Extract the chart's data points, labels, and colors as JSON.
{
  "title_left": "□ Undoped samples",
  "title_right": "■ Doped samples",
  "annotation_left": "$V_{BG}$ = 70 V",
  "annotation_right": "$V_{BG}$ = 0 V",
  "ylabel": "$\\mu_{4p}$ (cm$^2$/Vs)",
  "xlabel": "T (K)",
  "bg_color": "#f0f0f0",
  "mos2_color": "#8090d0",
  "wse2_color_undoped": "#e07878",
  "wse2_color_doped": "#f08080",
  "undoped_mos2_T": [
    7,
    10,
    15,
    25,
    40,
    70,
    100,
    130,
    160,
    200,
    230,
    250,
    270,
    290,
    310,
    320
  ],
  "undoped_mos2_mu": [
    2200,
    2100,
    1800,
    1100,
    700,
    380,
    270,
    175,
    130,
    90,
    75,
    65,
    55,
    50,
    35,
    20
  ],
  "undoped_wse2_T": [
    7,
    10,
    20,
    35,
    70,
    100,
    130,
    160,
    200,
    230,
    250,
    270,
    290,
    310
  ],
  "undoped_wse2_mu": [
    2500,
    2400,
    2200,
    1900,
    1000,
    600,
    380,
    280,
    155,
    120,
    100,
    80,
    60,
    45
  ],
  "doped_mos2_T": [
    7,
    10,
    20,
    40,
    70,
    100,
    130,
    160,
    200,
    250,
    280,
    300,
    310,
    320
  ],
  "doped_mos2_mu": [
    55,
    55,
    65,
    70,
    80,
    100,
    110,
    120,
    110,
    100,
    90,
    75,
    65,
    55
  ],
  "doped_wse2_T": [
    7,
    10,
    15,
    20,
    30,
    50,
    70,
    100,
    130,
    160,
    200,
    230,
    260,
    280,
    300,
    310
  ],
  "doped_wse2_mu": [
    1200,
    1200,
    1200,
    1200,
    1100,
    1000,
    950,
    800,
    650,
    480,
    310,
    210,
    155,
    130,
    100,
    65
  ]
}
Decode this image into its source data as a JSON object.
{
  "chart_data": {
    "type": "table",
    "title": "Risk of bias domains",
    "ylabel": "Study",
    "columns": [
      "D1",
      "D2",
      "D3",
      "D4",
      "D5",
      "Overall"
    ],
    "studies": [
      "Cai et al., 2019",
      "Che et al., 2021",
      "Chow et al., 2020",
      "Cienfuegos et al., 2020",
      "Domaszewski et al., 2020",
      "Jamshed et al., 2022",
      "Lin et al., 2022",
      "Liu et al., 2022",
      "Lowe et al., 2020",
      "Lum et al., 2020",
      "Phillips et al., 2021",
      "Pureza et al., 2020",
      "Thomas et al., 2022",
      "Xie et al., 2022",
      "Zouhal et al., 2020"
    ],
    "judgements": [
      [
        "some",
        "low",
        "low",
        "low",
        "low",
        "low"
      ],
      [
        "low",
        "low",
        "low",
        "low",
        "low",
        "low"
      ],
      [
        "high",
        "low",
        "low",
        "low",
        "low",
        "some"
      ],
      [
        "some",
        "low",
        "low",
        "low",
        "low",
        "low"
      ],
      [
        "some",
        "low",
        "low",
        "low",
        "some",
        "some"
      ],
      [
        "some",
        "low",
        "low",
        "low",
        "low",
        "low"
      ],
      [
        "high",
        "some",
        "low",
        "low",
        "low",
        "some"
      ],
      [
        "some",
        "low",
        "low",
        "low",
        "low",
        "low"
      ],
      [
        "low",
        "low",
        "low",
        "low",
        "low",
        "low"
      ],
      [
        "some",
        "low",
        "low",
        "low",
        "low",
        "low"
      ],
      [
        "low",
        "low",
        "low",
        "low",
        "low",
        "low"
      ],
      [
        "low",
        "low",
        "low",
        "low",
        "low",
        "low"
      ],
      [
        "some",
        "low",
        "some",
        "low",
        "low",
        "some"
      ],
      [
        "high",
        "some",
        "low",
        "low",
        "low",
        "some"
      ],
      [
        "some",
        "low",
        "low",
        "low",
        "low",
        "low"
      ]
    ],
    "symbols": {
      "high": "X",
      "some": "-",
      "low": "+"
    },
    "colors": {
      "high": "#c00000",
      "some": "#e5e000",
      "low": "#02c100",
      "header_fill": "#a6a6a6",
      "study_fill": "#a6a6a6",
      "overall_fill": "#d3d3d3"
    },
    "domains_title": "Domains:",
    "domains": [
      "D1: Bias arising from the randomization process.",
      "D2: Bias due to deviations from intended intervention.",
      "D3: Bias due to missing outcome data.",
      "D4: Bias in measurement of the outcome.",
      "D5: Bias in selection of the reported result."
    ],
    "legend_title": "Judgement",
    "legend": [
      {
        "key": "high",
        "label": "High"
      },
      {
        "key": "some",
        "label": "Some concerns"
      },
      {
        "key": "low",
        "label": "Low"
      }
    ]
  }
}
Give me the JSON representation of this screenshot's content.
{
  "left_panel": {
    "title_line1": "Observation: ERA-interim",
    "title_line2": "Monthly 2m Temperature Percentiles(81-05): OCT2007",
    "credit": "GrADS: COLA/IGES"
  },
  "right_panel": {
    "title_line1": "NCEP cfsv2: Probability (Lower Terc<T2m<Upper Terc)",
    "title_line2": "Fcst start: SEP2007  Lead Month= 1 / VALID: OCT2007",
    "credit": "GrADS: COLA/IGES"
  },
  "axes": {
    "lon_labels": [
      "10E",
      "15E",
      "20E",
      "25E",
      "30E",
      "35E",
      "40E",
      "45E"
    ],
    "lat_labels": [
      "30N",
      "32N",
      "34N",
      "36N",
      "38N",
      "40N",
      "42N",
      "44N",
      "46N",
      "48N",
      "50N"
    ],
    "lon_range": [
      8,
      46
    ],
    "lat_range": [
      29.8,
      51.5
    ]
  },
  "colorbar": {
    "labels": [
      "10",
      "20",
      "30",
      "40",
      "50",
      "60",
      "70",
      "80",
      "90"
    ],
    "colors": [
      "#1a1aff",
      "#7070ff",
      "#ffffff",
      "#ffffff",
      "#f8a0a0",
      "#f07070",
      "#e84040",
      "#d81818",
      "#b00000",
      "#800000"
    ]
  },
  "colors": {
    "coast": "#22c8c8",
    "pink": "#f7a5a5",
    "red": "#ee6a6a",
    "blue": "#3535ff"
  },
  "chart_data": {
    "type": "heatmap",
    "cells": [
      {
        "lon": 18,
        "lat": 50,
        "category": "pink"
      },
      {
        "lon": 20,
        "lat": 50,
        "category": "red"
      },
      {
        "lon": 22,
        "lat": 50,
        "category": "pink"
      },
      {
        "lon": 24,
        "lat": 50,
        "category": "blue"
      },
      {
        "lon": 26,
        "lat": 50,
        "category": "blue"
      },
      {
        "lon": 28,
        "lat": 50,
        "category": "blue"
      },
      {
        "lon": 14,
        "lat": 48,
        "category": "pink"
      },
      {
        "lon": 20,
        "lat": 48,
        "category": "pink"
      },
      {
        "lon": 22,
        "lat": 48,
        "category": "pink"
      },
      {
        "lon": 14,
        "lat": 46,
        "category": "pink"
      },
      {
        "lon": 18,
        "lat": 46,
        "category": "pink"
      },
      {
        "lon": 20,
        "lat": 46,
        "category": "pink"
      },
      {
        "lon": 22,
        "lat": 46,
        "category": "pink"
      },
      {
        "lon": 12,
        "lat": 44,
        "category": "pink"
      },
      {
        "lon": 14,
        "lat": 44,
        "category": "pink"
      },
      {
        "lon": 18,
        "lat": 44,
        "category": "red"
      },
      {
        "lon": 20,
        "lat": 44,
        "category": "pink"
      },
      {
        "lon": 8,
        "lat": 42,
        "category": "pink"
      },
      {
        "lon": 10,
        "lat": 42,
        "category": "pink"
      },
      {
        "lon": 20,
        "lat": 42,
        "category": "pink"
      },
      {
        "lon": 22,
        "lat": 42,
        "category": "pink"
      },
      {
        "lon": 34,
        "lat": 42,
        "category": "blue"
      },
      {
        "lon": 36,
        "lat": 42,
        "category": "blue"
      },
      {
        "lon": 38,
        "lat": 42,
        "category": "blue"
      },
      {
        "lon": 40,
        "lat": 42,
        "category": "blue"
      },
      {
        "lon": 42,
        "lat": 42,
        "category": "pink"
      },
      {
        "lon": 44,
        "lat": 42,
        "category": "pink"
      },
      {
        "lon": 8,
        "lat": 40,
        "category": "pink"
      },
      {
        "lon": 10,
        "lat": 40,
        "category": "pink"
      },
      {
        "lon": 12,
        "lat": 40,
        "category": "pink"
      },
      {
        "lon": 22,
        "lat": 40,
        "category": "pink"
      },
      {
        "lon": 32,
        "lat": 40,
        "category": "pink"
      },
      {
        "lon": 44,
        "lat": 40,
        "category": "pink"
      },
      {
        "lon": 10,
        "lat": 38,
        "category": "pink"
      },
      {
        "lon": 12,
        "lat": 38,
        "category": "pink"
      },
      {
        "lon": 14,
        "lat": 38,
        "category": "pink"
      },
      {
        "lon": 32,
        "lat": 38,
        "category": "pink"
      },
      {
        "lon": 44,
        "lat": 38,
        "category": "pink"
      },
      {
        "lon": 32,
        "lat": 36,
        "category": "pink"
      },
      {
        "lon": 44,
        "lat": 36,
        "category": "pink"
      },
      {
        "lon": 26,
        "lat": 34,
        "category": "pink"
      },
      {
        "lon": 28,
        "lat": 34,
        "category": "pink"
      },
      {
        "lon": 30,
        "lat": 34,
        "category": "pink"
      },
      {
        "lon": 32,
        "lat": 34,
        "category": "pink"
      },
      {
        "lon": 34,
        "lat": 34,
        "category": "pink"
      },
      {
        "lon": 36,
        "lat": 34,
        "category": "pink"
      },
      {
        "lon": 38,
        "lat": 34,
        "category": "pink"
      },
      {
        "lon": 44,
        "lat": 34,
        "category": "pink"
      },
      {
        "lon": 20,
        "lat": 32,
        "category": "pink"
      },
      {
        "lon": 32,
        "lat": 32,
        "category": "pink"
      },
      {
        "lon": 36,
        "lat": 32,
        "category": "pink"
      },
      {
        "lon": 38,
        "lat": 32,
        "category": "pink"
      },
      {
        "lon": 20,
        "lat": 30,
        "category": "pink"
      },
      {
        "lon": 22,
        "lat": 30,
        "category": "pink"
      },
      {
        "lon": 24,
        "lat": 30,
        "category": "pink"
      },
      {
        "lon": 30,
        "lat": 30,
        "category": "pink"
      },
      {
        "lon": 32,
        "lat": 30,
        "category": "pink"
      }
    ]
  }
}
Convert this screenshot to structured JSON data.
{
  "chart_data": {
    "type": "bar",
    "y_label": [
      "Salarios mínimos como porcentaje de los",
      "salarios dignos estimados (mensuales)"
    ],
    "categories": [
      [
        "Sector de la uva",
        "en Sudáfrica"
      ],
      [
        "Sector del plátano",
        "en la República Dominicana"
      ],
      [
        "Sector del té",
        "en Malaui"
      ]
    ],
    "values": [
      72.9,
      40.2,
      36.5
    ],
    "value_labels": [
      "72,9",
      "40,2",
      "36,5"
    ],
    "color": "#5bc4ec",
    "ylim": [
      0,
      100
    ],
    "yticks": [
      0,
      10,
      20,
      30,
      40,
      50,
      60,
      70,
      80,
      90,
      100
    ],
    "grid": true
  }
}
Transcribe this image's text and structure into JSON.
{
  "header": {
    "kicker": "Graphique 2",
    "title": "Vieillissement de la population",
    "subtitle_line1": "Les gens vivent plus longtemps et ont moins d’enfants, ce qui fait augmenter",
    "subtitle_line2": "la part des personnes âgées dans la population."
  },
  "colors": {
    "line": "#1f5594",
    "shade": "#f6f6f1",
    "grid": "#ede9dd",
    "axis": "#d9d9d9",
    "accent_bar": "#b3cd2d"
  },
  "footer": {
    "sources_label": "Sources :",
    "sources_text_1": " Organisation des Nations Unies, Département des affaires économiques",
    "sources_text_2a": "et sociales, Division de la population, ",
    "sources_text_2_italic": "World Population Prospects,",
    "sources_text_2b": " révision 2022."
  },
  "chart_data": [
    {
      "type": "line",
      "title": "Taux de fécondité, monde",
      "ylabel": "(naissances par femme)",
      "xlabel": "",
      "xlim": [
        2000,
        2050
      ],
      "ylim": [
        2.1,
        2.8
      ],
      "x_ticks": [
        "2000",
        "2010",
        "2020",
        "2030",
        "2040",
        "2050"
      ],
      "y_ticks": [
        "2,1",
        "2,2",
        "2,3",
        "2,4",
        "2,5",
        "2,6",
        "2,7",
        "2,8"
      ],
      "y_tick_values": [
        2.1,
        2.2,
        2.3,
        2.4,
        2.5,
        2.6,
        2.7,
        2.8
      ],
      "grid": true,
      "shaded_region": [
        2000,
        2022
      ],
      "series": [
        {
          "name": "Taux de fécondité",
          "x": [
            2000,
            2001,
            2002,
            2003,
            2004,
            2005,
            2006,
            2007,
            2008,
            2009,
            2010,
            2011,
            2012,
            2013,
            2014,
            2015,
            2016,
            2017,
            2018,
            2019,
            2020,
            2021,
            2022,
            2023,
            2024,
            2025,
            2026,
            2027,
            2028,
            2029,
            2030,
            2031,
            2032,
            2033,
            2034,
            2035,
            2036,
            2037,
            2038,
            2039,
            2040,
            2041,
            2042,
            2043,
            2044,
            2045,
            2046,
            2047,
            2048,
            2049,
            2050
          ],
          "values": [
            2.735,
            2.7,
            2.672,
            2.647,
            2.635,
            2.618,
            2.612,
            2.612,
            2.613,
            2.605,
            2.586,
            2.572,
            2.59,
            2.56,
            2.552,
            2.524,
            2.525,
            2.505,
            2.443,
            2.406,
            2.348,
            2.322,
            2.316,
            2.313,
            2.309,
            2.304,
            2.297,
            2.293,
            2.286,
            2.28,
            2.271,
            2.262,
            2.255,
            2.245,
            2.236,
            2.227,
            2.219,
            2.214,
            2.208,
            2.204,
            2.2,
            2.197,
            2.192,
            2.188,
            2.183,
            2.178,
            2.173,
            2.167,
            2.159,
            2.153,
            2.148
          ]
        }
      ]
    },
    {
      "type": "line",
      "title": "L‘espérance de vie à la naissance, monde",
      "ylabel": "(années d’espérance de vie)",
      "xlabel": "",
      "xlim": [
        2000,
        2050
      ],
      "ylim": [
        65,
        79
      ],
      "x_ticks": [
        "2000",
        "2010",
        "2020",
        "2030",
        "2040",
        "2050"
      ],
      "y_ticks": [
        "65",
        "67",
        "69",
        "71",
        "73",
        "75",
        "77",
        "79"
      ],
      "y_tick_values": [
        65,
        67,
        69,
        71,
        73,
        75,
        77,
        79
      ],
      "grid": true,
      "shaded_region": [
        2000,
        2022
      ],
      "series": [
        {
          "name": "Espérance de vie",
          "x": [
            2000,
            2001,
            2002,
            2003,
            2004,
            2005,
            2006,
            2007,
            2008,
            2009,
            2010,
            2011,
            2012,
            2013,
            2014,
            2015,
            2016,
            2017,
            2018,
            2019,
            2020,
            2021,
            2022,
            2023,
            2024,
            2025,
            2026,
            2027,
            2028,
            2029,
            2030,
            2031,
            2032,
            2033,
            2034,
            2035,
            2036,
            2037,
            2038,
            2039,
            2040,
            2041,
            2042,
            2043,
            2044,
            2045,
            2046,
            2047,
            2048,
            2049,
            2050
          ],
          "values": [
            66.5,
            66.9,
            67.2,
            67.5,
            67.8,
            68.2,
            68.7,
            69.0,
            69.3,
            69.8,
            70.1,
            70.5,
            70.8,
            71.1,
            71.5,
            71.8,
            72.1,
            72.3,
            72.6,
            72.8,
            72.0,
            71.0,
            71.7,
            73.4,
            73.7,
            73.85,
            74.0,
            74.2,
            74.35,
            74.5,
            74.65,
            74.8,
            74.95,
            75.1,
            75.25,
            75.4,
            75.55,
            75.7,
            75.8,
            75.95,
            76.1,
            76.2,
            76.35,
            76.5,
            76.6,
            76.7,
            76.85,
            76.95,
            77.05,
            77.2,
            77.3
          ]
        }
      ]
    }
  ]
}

* TASK INSTRUCTIONS *
List every line from the entries above in which "grid" appears.

* SOLUTION FOR THIS PROBLEM *
    "grid": true
    "grid": "#ede9dd",
      "grid": true,
      "grid": true,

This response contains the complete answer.